• _The problem_: Extract all of the entries and give them again, word for word.

• _Entries from a dataset_:
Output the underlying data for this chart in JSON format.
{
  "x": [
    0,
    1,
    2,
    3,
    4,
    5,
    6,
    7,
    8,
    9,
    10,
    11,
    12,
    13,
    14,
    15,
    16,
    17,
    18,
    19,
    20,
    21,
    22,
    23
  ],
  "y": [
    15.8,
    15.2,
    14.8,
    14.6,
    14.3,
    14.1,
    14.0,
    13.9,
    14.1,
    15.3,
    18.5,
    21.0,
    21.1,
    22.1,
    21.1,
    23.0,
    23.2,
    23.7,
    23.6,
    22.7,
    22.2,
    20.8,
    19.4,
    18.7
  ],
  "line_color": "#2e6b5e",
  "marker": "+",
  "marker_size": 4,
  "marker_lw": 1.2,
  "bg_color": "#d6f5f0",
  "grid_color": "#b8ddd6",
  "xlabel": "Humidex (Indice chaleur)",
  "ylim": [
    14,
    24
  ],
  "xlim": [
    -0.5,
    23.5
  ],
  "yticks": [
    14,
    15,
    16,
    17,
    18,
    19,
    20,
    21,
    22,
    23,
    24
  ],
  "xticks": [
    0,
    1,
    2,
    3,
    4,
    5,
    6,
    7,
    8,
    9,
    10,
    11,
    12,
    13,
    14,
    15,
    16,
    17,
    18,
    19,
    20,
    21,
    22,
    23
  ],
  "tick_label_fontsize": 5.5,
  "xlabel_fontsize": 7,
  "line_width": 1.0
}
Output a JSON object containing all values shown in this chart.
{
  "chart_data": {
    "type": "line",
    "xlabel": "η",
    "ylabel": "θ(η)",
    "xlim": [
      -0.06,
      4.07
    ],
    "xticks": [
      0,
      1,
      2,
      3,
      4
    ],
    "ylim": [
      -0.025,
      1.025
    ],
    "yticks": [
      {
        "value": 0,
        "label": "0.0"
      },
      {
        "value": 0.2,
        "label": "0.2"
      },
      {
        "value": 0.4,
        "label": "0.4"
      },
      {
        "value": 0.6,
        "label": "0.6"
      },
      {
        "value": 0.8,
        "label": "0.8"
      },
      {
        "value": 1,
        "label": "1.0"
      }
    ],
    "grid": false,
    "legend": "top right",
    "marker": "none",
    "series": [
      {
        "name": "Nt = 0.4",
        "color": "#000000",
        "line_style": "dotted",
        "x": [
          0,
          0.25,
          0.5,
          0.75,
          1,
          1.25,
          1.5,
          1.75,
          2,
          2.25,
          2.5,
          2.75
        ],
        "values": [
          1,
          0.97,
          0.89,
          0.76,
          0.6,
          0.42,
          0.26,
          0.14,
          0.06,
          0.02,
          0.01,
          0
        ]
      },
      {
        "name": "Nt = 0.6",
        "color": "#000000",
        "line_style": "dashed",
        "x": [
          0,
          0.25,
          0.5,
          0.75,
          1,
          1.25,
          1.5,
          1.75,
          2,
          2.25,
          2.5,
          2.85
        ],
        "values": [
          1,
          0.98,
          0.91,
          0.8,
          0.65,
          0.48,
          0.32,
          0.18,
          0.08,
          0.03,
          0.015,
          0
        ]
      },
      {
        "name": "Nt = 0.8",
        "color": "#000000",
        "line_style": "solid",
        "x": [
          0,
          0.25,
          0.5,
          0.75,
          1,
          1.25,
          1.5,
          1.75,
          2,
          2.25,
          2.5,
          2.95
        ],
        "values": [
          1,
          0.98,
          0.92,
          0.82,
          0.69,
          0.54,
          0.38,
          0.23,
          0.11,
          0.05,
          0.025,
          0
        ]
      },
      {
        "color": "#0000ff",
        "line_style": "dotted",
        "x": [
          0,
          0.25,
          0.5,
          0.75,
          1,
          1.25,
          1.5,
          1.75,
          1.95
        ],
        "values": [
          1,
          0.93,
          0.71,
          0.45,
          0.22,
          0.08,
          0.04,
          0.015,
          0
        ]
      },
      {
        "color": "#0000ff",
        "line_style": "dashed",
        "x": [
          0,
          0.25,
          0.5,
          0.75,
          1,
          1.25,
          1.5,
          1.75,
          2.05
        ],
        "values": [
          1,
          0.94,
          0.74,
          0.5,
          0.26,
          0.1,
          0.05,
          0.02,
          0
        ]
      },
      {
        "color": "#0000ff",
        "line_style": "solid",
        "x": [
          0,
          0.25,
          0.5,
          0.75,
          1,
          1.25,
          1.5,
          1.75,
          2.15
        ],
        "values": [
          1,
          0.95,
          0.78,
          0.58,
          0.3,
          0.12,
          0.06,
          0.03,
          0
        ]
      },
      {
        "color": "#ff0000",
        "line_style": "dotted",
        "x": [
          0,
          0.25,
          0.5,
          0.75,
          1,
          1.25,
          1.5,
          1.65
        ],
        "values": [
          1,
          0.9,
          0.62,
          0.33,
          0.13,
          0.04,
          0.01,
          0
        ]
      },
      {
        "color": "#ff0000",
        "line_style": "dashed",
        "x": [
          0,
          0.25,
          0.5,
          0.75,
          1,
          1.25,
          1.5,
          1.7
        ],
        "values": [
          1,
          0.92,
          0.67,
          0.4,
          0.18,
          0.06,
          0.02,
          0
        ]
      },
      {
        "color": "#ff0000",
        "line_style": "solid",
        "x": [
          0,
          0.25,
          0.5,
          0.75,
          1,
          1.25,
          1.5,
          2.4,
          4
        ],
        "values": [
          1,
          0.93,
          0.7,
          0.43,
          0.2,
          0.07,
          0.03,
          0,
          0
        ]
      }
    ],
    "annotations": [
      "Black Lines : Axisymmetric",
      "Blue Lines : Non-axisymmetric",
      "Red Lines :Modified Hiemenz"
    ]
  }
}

• _Task answer_:
Output the underlying data for this chart in JSON format.
{
  "x": [
    0,
    1,
    2,
    3,
    4,
    5,
    6,
    7,
    8,
    9,
    10,
    11,
    12,
    13,
    14,
    15,
    16,
    17,
    18,
    19,
    20,
    21,
    22,
    23
  ],
  "y": [
    15.8,
    15.2,
    14.8,
    14.6,
    14.3,
    14.1,
    14.0,
    13.9,
    14.1,
    15.3,
    18.5,
    21.0,
    21.1,
    22.1,
    21.1,
    23.0,
    23.2,
    23.7,
    23.6,
    22.7,
    22.2,
    20.8,
    19.4,
    18.7
  ],
  "line_color": "#2e6b5e",
  "marker": "+",
  "marker_size": 4,
  "marker_lw": 1.2,
  "bg_color": "#d6f5f0",
  "grid_color": "#b8ddd6",
  "xlabel": "Humidex (Indice chaleur)",
  "ylim": [
    14,
    24
  ],
  "xlim": [
    -0.5,
    23.5
  ],
  "yticks": [
    14,
    15,
    16,
    17,
    18,
    19,
    20,
    21,
    22,
    23,
    24
  ],
  "xticks": [
    0,
    1,
    2,
    3,
    4,
    5,
    6,
    7,
    8,
    9,
    10,
    11,
    12,
    13,
    14,
    15,
    16,
    17,
    18,
    19,
    20,
    21,
    22,
    23
  ],
  "tick_label_fontsize": 5.5,
  "xlabel_fontsize": 7,
  "line_width": 1.0
}
Output a JSON object containing all values shown in this chart.
{
  "chart_data": {
    "type": "line",
    "xlabel": "η",
    "ylabel": "θ(η)",
    "xlim": [
      -0.06,
      4.07
    ],
    "xticks": [
      0,
      1,
      2,
      3,
      4
    ],
    "ylim": [
      -0.025,
      1.025
    ],
    "yticks": [
      {
        "value": 0,
        "label": "0.0"
      },
      {
        "value": 0.2,
        "label": "0.2"
      },
      {
        "value": 0.4,
        "label": "0.4"
      },
      {
        "value": 0.6,
        "label": "0.6"
      },
      {
        "value": 0.8,
        "label": "0.8"
      },
      {
        "value": 1,
        "label": "1.0"
      }
    ],
    "grid": false,
    "legend": "top right",
    "marker": "none",
    "series": [
      {
        "name": "Nt = 0.4",
        "color": "#000000",
        "line_style": "dotted",
        "x": [
          0,
          0.25,
          0.5,
          0.75,
          1,
          1.25,
          1.5,
          1.75,
          2,
          2.25,
          2.5,
          2.75
        ],
        "values": [
          1,
          0.97,
          0.89,
          0.76,
          0.6,
          0.42,
          0.26,
          0.14,
          0.06,
          0.02,
          0.01,
          0
        ]
      },
      {
        "name": "Nt = 0.6",
        "color": "#000000",
        "line_style": "dashed",
        "x": [
          0,
          0.25,
          0.5,
          0.75,
          1,
          1.25,
          1.5,
          1.75,
          2,
          2.25,
          2.5,
          2.85
        ],
        "values": [
          1,
          0.98,
          0.91,
          0.8,
          0.65,
          0.48,
          0.32,
          0.18,
          0.08,
          0.03,
          0.015,
          0
        ]
      },
      {
        "name": "Nt = 0.8",
        "color": "#000000",
        "line_style": "solid",
        "x": [
          0,
          0.25,
          0.5,
          0.75,
          1,
          1.25,
          1.5,
          1.75,
          2,
          2.25,
          2.5,
          2.95
        ],
        "values": [
          1,
          0.98,
          0.92,
          0.82,
          0.69,
          0.54,
          0.38,
          0.23,
          0.11,
          0.05,
          0.025,
          0
        ]
      },
      {
        "color": "#0000ff",
        "line_style": "dotted",
        "x": [
          0,
          0.25,
          0.5,
          0.75,
          1,
          1.25,
          1.5,
          1.75,
          1.95
        ],
        "values": [
          1,
          0.93,
          0.71,
          0.45,
          0.22,
          0.08,
          0.04,
          0.015,
          0
        ]
      },
      {
        "color": "#0000ff",
        "line_style": "dashed",
        "x": [
          0,
          0.25,
          0.5,
          0.75,
          1,
          1.25,
          1.5,
          1.75,
          2.05
        ],
        "values": [
          1,
          0.94,
          0.74,
          0.5,
          0.26,
          0.1,
          0.05,
          0.02,
          0
        ]
      },
      {
        "color": "#0000ff",
        "line_style": "solid",
        "x": [
          0,
          0.25,
          0.5,
          0.75,
          1,
          1.25,
          1.5,
          1.75,
          2.15
        ],
        "values": [
          1,
          0.95,
          0.78,
          0.58,
          0.3,
          0.12,
          0.06,
          0.03,
          0
        ]
      },
      {
        "color": "#ff0000",
        "line_style": "dotted",
        "x": [
          0,
          0.25,
          0.5,
          0.75,
          1,
          1.25,
          1.5,
          1.65
        ],
        "values": [
          1,
          0.9,
          0.62,
          0.33,
          0.13,
          0.04,
          0.01,
          0
        ]
      },
      {
        "color": "#ff0000",
        "line_style": "dashed",
        "x": [
          0,
          0.25,
          0.5,
          0.75,
          1,
          1.25,
          1.5,
          1.7
        ],
        "values": [
          1,
          0.92,
          0.67,
          0.4,
          0.18,
          0.06,
          0.02,
          0
        ]
      },
      {
        "color": "#ff0000",
        "line_style": "solid",
        "x": [
          0,
          0.25,
          0.5,
          0.75,
          1,
          1.25,
          1.5,
          2.4,
          4
        ],
        "values": [
          1,
          0.93,
          0.7,
          0.43,
          0.2,
          0.07,
          0.03,
          0,
          0
        ]
      }
    ],
    "annotations": [
      "Black Lines : Axisymmetric",
      "Blue Lines : Non-axisymmetric",
      "Red Lines :Modified Hiemenz"
    ]
  }
}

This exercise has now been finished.